Description of the task
Nothing may be dropped or altered: reproduce all the data.

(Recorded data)
* Begin *
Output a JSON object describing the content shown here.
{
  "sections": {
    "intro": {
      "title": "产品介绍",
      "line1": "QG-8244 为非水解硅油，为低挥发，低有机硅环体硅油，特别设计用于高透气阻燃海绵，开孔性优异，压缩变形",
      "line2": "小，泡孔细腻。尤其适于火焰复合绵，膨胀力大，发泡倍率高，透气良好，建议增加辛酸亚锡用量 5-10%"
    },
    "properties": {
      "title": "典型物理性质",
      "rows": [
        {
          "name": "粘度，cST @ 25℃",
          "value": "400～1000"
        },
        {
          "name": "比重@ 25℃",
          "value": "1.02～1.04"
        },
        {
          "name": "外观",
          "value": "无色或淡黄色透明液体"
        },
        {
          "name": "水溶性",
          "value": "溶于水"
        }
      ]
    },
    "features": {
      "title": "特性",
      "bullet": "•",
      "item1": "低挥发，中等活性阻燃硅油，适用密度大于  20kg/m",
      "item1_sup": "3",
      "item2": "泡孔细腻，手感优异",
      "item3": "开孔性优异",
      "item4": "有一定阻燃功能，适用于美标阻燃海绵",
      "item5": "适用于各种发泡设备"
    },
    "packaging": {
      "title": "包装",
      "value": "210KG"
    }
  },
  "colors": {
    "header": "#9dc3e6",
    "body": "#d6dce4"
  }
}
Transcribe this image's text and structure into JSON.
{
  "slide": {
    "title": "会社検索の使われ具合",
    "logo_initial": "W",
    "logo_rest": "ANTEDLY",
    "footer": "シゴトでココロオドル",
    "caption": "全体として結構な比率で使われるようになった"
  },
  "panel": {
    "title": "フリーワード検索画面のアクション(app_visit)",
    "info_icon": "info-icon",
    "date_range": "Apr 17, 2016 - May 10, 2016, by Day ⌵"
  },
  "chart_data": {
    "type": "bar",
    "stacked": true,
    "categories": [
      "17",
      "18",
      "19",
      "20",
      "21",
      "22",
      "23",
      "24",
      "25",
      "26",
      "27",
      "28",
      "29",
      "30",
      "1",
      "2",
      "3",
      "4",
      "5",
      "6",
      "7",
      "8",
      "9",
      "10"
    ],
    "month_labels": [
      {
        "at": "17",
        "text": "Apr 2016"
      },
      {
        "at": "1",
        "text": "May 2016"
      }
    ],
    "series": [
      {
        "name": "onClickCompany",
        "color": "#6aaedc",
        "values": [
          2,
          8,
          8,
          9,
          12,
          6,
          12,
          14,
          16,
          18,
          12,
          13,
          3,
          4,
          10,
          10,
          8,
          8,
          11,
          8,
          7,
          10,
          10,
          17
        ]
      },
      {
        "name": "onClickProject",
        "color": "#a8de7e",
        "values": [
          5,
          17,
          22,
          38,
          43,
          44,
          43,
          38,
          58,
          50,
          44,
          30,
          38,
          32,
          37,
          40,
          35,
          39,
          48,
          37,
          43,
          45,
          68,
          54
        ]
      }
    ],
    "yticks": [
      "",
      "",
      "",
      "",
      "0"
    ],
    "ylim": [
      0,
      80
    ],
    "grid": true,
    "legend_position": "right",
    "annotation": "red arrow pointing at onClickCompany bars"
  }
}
* End *
Task output
Output a JSON object describing the content shown here.
{
  "sections": {
    "intro": {
      "title": "产品介绍",
      "line1": "QG-8244 为非水解硅油，为低挥发，低有机硅环体硅油，特别设计用于高透气阻燃海绵，开孔性优异，压缩变形",
      "line2": "小，泡孔细腻。尤其适于火焰复合绵，膨胀力大，发泡倍率高，透气良好，建议增加辛酸亚锡用量 5-10%"
    },
    "properties": {
      "title": "典型物理性质",
      "rows": [
        {
          "name": "粘度，cST @ 25℃",
          "value": "400～1000"
        },
        {
          "name": "比重@ 25℃",
          "value": "1.02～1.04"
        },
        {
          "name": "外观",
          "value": "无色或淡黄色透明液体"
        },
        {
          "name": "水溶性",
          "value": "溶于水"
        }
      ]
    },
    "features": {
      "title": "特性",
      "bullet": "•",
      "item1": "低挥发，中等活性阻燃硅油，适用密度大于  20kg/m",
      "item1_sup": "3",
      "item2": "泡孔细腻，手感优异",
      "item3": "开孔性优异",
      "item4": "有一定阻燃功能，适用于美标阻燃海绵",
      "item5": "适用于各种发泡设备"
    },
    "packaging": {
      "title": "包装",
      "value": "210KG"
    }
  },
  "colors": {
    "header": "#9dc3e6",
    "body": "#d6dce4"
  }
}
Transcribe this image's text and structure into JSON.
{
  "slide": {
    "title": "会社検索の使われ具合",
    "logo_initial": "W",
    "logo_rest": "ANTEDLY",
    "footer": "シゴトでココロオドル",
    "caption": "全体として結構な比率で使われるようになった"
  },
  "panel": {
    "title": "フリーワード検索画面のアクション(app_visit)",
    "info_icon": "info-icon",
    "date_range": "Apr 17, 2016 - May 10, 2016, by Day ⌵"
  },
  "chart_data": {
    "type": "bar",
    "stacked": true,
    "categories": [
      "17",
      "18",
      "19",
      "20",
      "21",
      "22",
      "23",
      "24",
      "25",
      "26",
      "27",
      "28",
      "29",
      "30",
      "1",
      "2",
      "3",
      "4",
      "5",
      "6",
      "7",
      "8",
      "9",
      "10"
    ],
    "month_labels": [
      {
        "at": "17",
        "text": "Apr 2016"
      },
      {
        "at": "1",
        "text": "May 2016"
      }
    ],
    "series": [
      {
        "name": "onClickCompany",
        "color": "#6aaedc",
        "values": [
          2,
          8,
          8,
          9,
          12,
          6,
          12,
          14,
          16,
          18,
          12,
          13,
          3,
          4,
          10,
          10,
          8,
          8,
          11,
          8,
          7,
          10,
          10,
          17
        ]
      },
      {
        "name": "onClickProject",
        "color": "#a8de7e",
        "values": [
          5,
          17,
          22,
          38,
          43,
          44,
          43,
          38,
          58,
          50,
          44,
          30,
          38,
          32,
          37,
          40,
          35,
          39,
          48,
          37,
          43,
          45,
          68,
          54
        ]
      }
    ],
    "yticks": [
      "",
      "",
      "",
      "",
      "0"
    ],
    "ylim": [
      0,
      80
    ],
    "grid": true,
    "legend_position": "right",
    "annotation": "red arrow pointing at onClickCompany bars"
  }
}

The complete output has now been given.